YOUR GOAL:
How many of these lines hold the string "into"? Answer with the number only.

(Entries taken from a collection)
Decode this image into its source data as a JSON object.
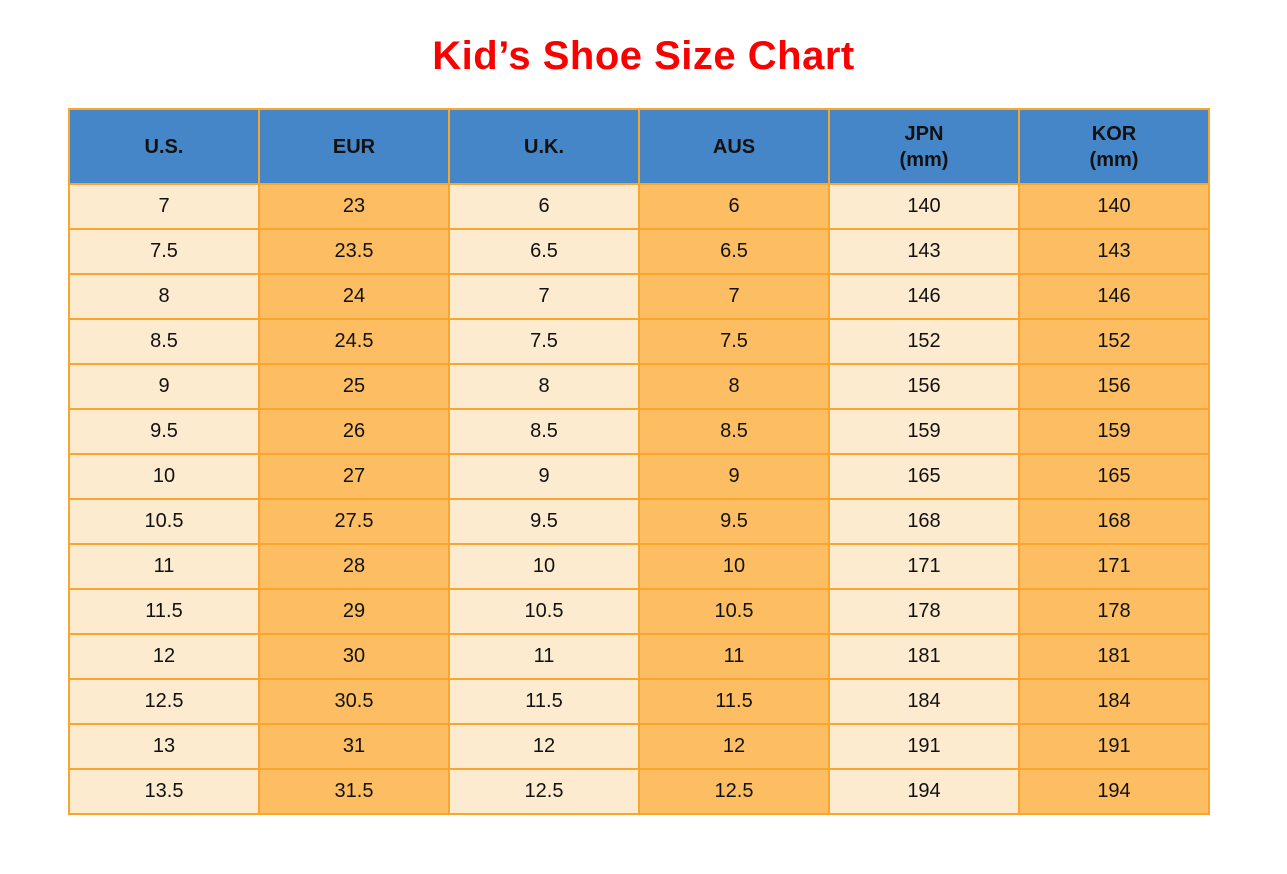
{
  "title": "Kid’s Shoe Size Chart",
  "colors": {
    "title_red": "#fa0000",
    "header_blue": "#4486c8",
    "cell_cream": "#fdebd0",
    "cell_orange": "#fdbe63",
    "grid_border_orange": "#faa52e",
    "text_black": "#111111",
    "page_background": "#ffffff"
  },
  "chart_data": {
    "type": "table",
    "title": "Kid’s Shoe Size Chart",
    "columns": [
      {
        "label": "U.S."
      },
      {
        "label": "EUR"
      },
      {
        "label": "U.K."
      },
      {
        "label": "AUS"
      },
      {
        "label": "JPN",
        "sub": "(mm)"
      },
      {
        "label": "KOR",
        "sub": "(mm)"
      }
    ],
    "rows": [
      [
        "7",
        "23",
        "6",
        "6",
        "140",
        "140"
      ],
      [
        "7.5",
        "23.5",
        "6.5",
        "6.5",
        "143",
        "143"
      ],
      [
        "8",
        "24",
        "7",
        "7",
        "146",
        "146"
      ],
      [
        "8.5",
        "24.5",
        "7.5",
        "7.5",
        "152",
        "152"
      ],
      [
        "9",
        "25",
        "8",
        "8",
        "156",
        "156"
      ],
      [
        "9.5",
        "26",
        "8.5",
        "8.5",
        "159",
        "159"
      ],
      [
        "10",
        "27",
        "9",
        "9",
        "165",
        "165"
      ],
      [
        "10.5",
        "27.5",
        "9.5",
        "9.5",
        "168",
        "168"
      ],
      [
        "11",
        "28",
        "10",
        "10",
        "171",
        "171"
      ],
      [
        "11.5",
        "29",
        "10.5",
        "10.5",
        "178",
        "178"
      ],
      [
        "12",
        "30",
        "11",
        "11",
        "181",
        "181"
      ],
      [
        "12.5",
        "30.5",
        "11.5",
        "11.5",
        "184",
        "184"
      ],
      [
        "13",
        "31",
        "12",
        "12",
        "191",
        "191"
      ],
      [
        "13.5",
        "31.5",
        "12.5",
        "12.5",
        "194",
        "194"
      ]
    ],
    "layout": {
      "grid": true,
      "column_color_pattern": [
        "cream",
        "orange",
        "cream",
        "orange",
        "cream",
        "orange"
      ],
      "header_row_color": "blue"
    }
  }
}
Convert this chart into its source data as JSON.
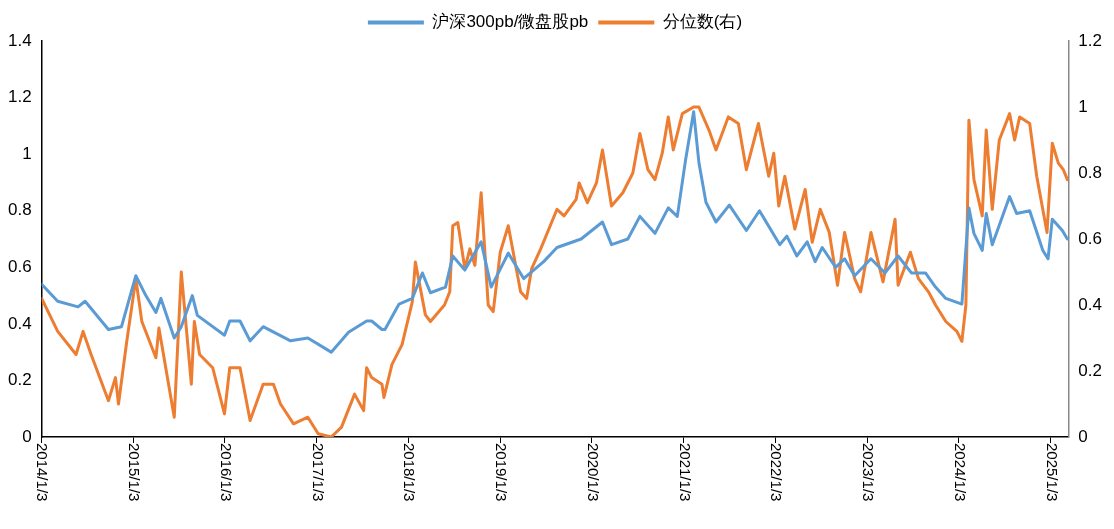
{
  "chart_data": {
    "type": "line",
    "legend": "top",
    "marker": "none",
    "xlim": [
      "2014-01-03",
      "2025-03-14"
    ],
    "xticks": [
      {
        "value": "2014-01-03",
        "label": "2014/1/3"
      },
      {
        "value": "2015-01-03",
        "label": "2015/1/3"
      },
      {
        "value": "2016-01-03",
        "label": "2016/1/3"
      },
      {
        "value": "2017-01-03",
        "label": "2017/1/3"
      },
      {
        "value": "2018-01-03",
        "label": "2018/1/3"
      },
      {
        "value": "2019-01-03",
        "label": "2019/1/3"
      },
      {
        "value": "2020-01-03",
        "label": "2020/1/3"
      },
      {
        "value": "2021-01-03",
        "label": "2021/1/3"
      },
      {
        "value": "2022-01-03",
        "label": "2022/1/3"
      },
      {
        "value": "2023-01-03",
        "label": "2023/1/3"
      },
      {
        "value": "2024-01-03",
        "label": "2024/1/3"
      },
      {
        "value": "2025-01-03",
        "label": "2025/1/3"
      }
    ],
    "ylim": [
      0,
      1.4
    ],
    "yticks": [
      0,
      0.2,
      0.4,
      0.6,
      0.8,
      1,
      1.2,
      1.4
    ],
    "y2lim": [
      0,
      1.2
    ],
    "y2ticks": [
      0,
      0.2,
      0.4,
      0.6,
      0.8,
      1,
      1.2
    ],
    "series": [
      {
        "name": "沪深300pb/微盘股pb",
        "color": "#5b9bd5",
        "x": [
          "2014-01-03",
          "2014-03-08",
          "2014-05-28",
          "2014-06-25",
          "2014-09-26",
          "2014-11-17",
          "2015-01-13",
          "2015-02-22",
          "2015-04-03",
          "2015-04-23",
          "2015-06-15",
          "2015-07-13",
          "2015-08-26",
          "2015-09-15",
          "2016-01-01",
          "2016-01-22",
          "2016-03-03",
          "2016-04-12",
          "2016-06-03",
          "2016-09-20",
          "2016-11-28",
          "2017-03-01",
          "2017-05-09",
          "2017-07-20",
          "2017-08-09",
          "2017-09-19",
          "2017-10-01",
          "2017-11-26",
          "2018-01-18",
          "2018-02-27",
          "2018-03-31",
          "2018-05-30",
          "2018-06-28",
          "2018-08-15",
          "2018-10-19",
          "2018-11-28",
          "2019-02-04",
          "2019-04-06",
          "2019-06-25",
          "2019-08-17",
          "2019-11-21",
          "2020-02-14",
          "2020-03-21",
          "2020-05-25",
          "2020-07-12",
          "2020-09-10",
          "2020-11-02",
          "2020-12-08",
          "2021-01-10",
          "2021-02-11",
          "2021-03-04",
          "2021-04-01",
          "2021-05-11",
          "2021-07-03",
          "2021-09-09",
          "2021-10-31",
          "2022-01-20",
          "2022-02-17",
          "2022-03-29",
          "2022-05-09",
          "2022-06-10",
          "2022-07-08",
          "2022-08-30",
          "2022-10-05",
          "2022-11-14",
          "2023-01-18",
          "2023-03-15",
          "2023-05-06",
          "2023-06-28",
          "2023-08-23",
          "2023-10-02",
          "2023-11-12",
          "2024-01-15",
          "2024-02-12",
          "2024-03-03",
          "2024-04-05",
          "2024-04-21",
          "2024-05-15",
          "2024-07-23",
          "2024-08-20",
          "2024-10-11",
          "2024-12-02",
          "2024-12-23",
          "2025-01-09",
          "2025-02-18",
          "2025-03-10"
        ],
        "values": [
          0.54,
          0.48,
          0.46,
          0.48,
          0.38,
          0.39,
          0.57,
          0.5,
          0.44,
          0.49,
          0.35,
          0.39,
          0.5,
          0.43,
          0.36,
          0.41,
          0.41,
          0.34,
          0.39,
          0.34,
          0.35,
          0.3,
          0.37,
          0.41,
          0.41,
          0.38,
          0.38,
          0.47,
          0.49,
          0.58,
          0.51,
          0.53,
          0.64,
          0.59,
          0.69,
          0.53,
          0.65,
          0.56,
          0.62,
          0.67,
          0.7,
          0.76,
          0.68,
          0.7,
          0.78,
          0.72,
          0.81,
          0.78,
          0.98,
          1.15,
          0.97,
          0.83,
          0.76,
          0.82,
          0.73,
          0.8,
          0.68,
          0.71,
          0.64,
          0.69,
          0.62,
          0.67,
          0.6,
          0.63,
          0.57,
          0.63,
          0.58,
          0.64,
          0.58,
          0.58,
          0.53,
          0.49,
          0.47,
          0.81,
          0.72,
          0.66,
          0.79,
          0.68,
          0.85,
          0.79,
          0.8,
          0.66,
          0.63,
          0.77,
          0.73,
          0.7
        ]
      },
      {
        "name": "分位数(右)",
        "color": "#ed7d31",
        "axis": "y2",
        "x": [
          "2014-01-03",
          "2014-03-08",
          "2014-05-20",
          "2014-06-17",
          "2014-07-19",
          "2014-09-26",
          "2014-10-24",
          "2014-11-05",
          "2014-12-08",
          "2015-01-13",
          "2015-02-06",
          "2015-04-03",
          "2015-04-15",
          "2015-06-15",
          "2015-07-13",
          "2015-08-22",
          "2015-09-03",
          "2015-09-24",
          "2015-11-15",
          "2016-01-01",
          "2016-01-22",
          "2016-03-03",
          "2016-04-12",
          "2016-06-03",
          "2016-07-14",
          "2016-08-11",
          "2016-10-02",
          "2016-11-28",
          "2017-01-08",
          "2017-03-01",
          "2017-04-11",
          "2017-06-02",
          "2017-07-08",
          "2017-07-20",
          "2017-08-09",
          "2017-09-19",
          "2017-09-27",
          "2017-10-29",
          "2017-12-08",
          "2018-01-18",
          "2018-01-30",
          "2018-03-11",
          "2018-03-31",
          "2018-05-26",
          "2018-06-16",
          "2018-06-28",
          "2018-07-18",
          "2018-08-15",
          "2018-09-04",
          "2018-09-24",
          "2018-10-19",
          "2018-11-16",
          "2018-12-06",
          "2019-01-03",
          "2019-02-04",
          "2019-03-25",
          "2019-04-18",
          "2019-05-08",
          "2019-06-13",
          "2019-08-17",
          "2019-09-14",
          "2019-11-01",
          "2019-11-13",
          "2019-12-16",
          "2020-01-21",
          "2020-02-14",
          "2020-03-21",
          "2020-05-05",
          "2020-06-14",
          "2020-07-12",
          "2020-08-13",
          "2020-09-10",
          "2020-10-09",
          "2020-11-02",
          "2020-11-22",
          "2020-12-28",
          "2021-02-11",
          "2021-03-04",
          "2021-04-13",
          "2021-05-11",
          "2021-06-29",
          "2021-08-08",
          "2021-09-09",
          "2021-10-27",
          "2021-12-07",
          "2021-12-27",
          "2022-01-16",
          "2022-02-09",
          "2022-03-21",
          "2022-05-01",
          "2022-05-29",
          "2022-06-30",
          "2022-08-05",
          "2022-09-07",
          "2022-10-05",
          "2022-11-14",
          "2022-12-08",
          "2023-01-18",
          "2023-03-07",
          "2023-04-24",
          "2023-05-06",
          "2023-06-24",
          "2023-07-26",
          "2023-09-04",
          "2023-10-02",
          "2023-11-12",
          "2023-12-26",
          "2024-01-15",
          "2024-01-31",
          "2024-02-12",
          "2024-03-03",
          "2024-04-05",
          "2024-04-21",
          "2024-05-15",
          "2024-06-12",
          "2024-07-23",
          "2024-08-12",
          "2024-09-01",
          "2024-10-11",
          "2024-11-08",
          "2024-12-19",
          "2025-01-09",
          "2025-02-02",
          "2025-02-22",
          "2025-03-10"
        ],
        "values": [
          0.42,
          0.32,
          0.25,
          0.32,
          0.25,
          0.11,
          0.18,
          0.1,
          0.29,
          0.48,
          0.35,
          0.24,
          0.33,
          0.06,
          0.5,
          0.16,
          0.35,
          0.25,
          0.21,
          0.07,
          0.21,
          0.21,
          0.05,
          0.16,
          0.16,
          0.1,
          0.04,
          0.06,
          0.01,
          0,
          0.03,
          0.13,
          0.08,
          0.21,
          0.18,
          0.16,
          0.12,
          0.22,
          0.28,
          0.41,
          0.53,
          0.37,
          0.35,
          0.4,
          0.44,
          0.64,
          0.65,
          0.51,
          0.57,
          0.52,
          0.74,
          0.4,
          0.38,
          0.56,
          0.64,
          0.44,
          0.42,
          0.51,
          0.57,
          0.69,
          0.67,
          0.72,
          0.77,
          0.71,
          0.77,
          0.87,
          0.7,
          0.74,
          0.8,
          0.92,
          0.81,
          0.78,
          0.86,
          0.97,
          0.87,
          0.98,
          1,
          1,
          0.93,
          0.87,
          0.97,
          0.95,
          0.81,
          0.95,
          0.79,
          0.86,
          0.7,
          0.79,
          0.63,
          0.75,
          0.59,
          0.69,
          0.62,
          0.46,
          0.62,
          0.48,
          0.44,
          0.62,
          0.47,
          0.66,
          0.46,
          0.56,
          0.48,
          0.44,
          0.4,
          0.35,
          0.32,
          0.29,
          0.4,
          0.96,
          0.78,
          0.67,
          0.93,
          0.69,
          0.9,
          0.98,
          0.9,
          0.97,
          0.95,
          0.79,
          0.62,
          0.89,
          0.83,
          0.81,
          0.78
        ]
      }
    ]
  }
}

RESULT:
2